Records from a collection of figures
* Start *

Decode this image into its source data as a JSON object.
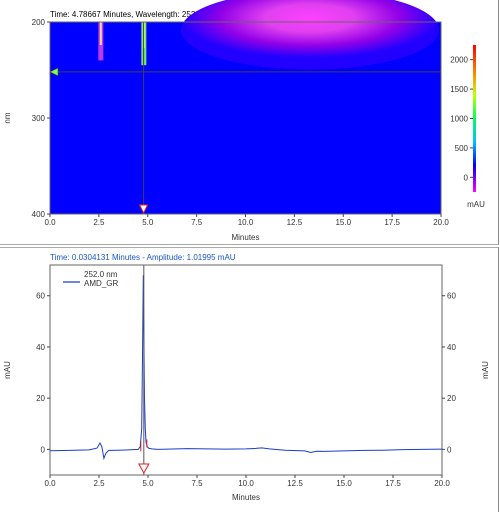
{
  "top_panel": {
    "readout": "Time: 4.78667 Minutes, Wavelength: 252 nm"
  },
  "bottom_panel": {
    "readout": "Time:  0.0304131 Minutes - Amplitude:  1.01995 mAU"
  },
  "chart_data": [
    {
      "type": "heatmap",
      "xlabel": "Minutes",
      "ylabel": "nm",
      "xlim": [
        0,
        20
      ],
      "ylim": [
        200,
        400
      ],
      "x_ticks": [
        "0.0",
        "2.5",
        "5.0",
        "7.5",
        "10.0",
        "12.5",
        "15.0",
        "17.5",
        "20.0"
      ],
      "y_ticks": [
        "200",
        "300",
        "400"
      ],
      "colorbar_label": "mAU",
      "colorbar_ticks": [
        "0",
        "500",
        "1000",
        "1500",
        "2000"
      ],
      "colorbar_range": [
        -250,
        2250
      ],
      "cursor_time": 4.78667,
      "cursor_wavelength": 252,
      "blobs": [
        {
          "time": 2.6,
          "wavelength_from": 200,
          "wavelength_to": 240,
          "color": "#d040e0"
        },
        {
          "time": 4.8,
          "wavelength_from": 200,
          "wavelength_to": 245,
          "color": "#80ff60"
        },
        {
          "time": 13.3,
          "wavelength_from": 200,
          "wavelength_to": 235,
          "color": "#ff40ff"
        }
      ],
      "colors": {
        "background": "#0000ff",
        "hot": "#ff40ff",
        "mid": "#a000f0"
      }
    },
    {
      "type": "line",
      "xlabel": "Minutes",
      "ylabel": "mAU",
      "xlim": [
        0,
        20
      ],
      "ylim": [
        -10,
        72
      ],
      "x_ticks": [
        "0.0",
        "2.5",
        "5.0",
        "7.5",
        "10.0",
        "12.5",
        "15.0",
        "17.5",
        "20.0"
      ],
      "y_ticks": [
        "0",
        "20",
        "40",
        "60"
      ],
      "legend": [
        "252.0 nm",
        "AMD_GR"
      ],
      "marker_time": 4.78667,
      "series": [
        {
          "name": "AMD_GR",
          "color": "#1a3ccc",
          "x": [
            0.0,
            1.0,
            2.0,
            2.4,
            2.55,
            2.65,
            2.75,
            2.85,
            3.0,
            3.5,
            4.0,
            4.5,
            4.6,
            4.68,
            4.72,
            4.76,
            4.79,
            4.82,
            4.86,
            4.9,
            4.96,
            5.05,
            5.2,
            5.5,
            6.0,
            7.0,
            8.0,
            9.0,
            10.0,
            10.5,
            10.8,
            11.2,
            12.0,
            13.0,
            13.3,
            13.6,
            14.0,
            15.0,
            16.0,
            17.0,
            18.0,
            19.0,
            20.0
          ],
          "y": [
            -0.5,
            -0.4,
            -0.2,
            0.5,
            2.5,
            1.0,
            -3.5,
            -1.5,
            -0.4,
            -0.3,
            -0.2,
            0.0,
            1.0,
            8.0,
            36.0,
            68.0,
            42.0,
            20.0,
            8.0,
            3.0,
            1.0,
            0.4,
            0.2,
            0.0,
            0.1,
            0.3,
            0.2,
            0.1,
            0.2,
            0.4,
            0.6,
            0.2,
            -0.3,
            -0.6,
            -1.2,
            -0.7,
            -0.8,
            -0.6,
            -0.4,
            -0.3,
            -0.1,
            0.0,
            0.1
          ]
        }
      ]
    }
  ]
}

* End *

_Required task_
Repeat each entry precisely as it appears. Leave the pictures out.

_Response to the task_
Decode this image into its source data as a JSON object.
{
  "top_panel": {
    "readout": "Time: 4.78667 Minutes, Wavelength: 252 nm"
  },
  "bottom_panel": {
    "readout": "Time:  0.0304131 Minutes - Amplitude:  1.01995 mAU"
  },
  "chart_data": [
    {
      "type": "heatmap",
      "xlabel": "Minutes",
      "ylabel": "nm",
      "xlim": [
        0,
        20
      ],
      "ylim": [
        200,
        400
      ],
      "x_ticks": [
        "0.0",
        "2.5",
        "5.0",
        "7.5",
        "10.0",
        "12.5",
        "15.0",
        "17.5",
        "20.0"
      ],
      "y_ticks": [
        "200",
        "300",
        "400"
      ],
      "colorbar_label": "mAU",
      "colorbar_ticks": [
        "0",
        "500",
        "1000",
        "1500",
        "2000"
      ],
      "colorbar_range": [
        -250,
        2250
      ],
      "cursor_time": 4.78667,
      "cursor_wavelength": 252,
      "blobs": [
        {
          "time": 2.6,
          "wavelength_from": 200,
          "wavelength_to": 240,
          "color": "#d040e0"
        },
        {
          "time": 4.8,
          "wavelength_from": 200,
          "wavelength_to": 245,
          "color": "#80ff60"
        },
        {
          "time": 13.3,
          "wavelength_from": 200,
          "wavelength_to": 235,
          "color": "#ff40ff"
        }
      ],
      "colors": {
        "background": "#0000ff",
        "hot": "#ff40ff",
        "mid": "#a000f0"
      }
    },
    {
      "type": "line",
      "xlabel": "Minutes",
      "ylabel": "mAU",
      "xlim": [
        0,
        20
      ],
      "ylim": [
        -10,
        72
      ],
      "x_ticks": [
        "0.0",
        "2.5",
        "5.0",
        "7.5",
        "10.0",
        "12.5",
        "15.0",
        "17.5",
        "20.0"
      ],
      "y_ticks": [
        "0",
        "20",
        "40",
        "60"
      ],
      "legend": [
        "252.0 nm",
        "AMD_GR"
      ],
      "marker_time": 4.78667,
      "series": [
        {
          "name": "AMD_GR",
          "color": "#1a3ccc",
          "x": [
            0.0,
            1.0,
            2.0,
            2.4,
            2.55,
            2.65,
            2.75,
            2.85,
            3.0,
            3.5,
            4.0,
            4.5,
            4.6,
            4.68,
            4.72,
            4.76,
            4.79,
            4.82,
            4.86,
            4.9,
            4.96,
            5.05,
            5.2,
            5.5,
            6.0,
            7.0,
            8.0,
            9.0,
            10.0,
            10.5,
            10.8,
            11.2,
            12.0,
            13.0,
            13.3,
            13.6,
            14.0,
            15.0,
            16.0,
            17.0,
            18.0,
            19.0,
            20.0
          ],
          "y": [
            -0.5,
            -0.4,
            -0.2,
            0.5,
            2.5,
            1.0,
            -3.5,
            -1.5,
            -0.4,
            -0.3,
            -0.2,
            0.0,
            1.0,
            8.0,
            36.0,
            68.0,
            42.0,
            20.0,
            8.0,
            3.0,
            1.0,
            0.4,
            0.2,
            0.0,
            0.1,
            0.3,
            0.2,
            0.1,
            0.2,
            0.4,
            0.6,
            0.2,
            -0.3,
            -0.6,
            -1.2,
            -0.7,
            -0.8,
            -0.6,
            -0.4,
            -0.3,
            -0.1,
            0.0,
            0.1
          ]
        }
      ]
    }
  ]
}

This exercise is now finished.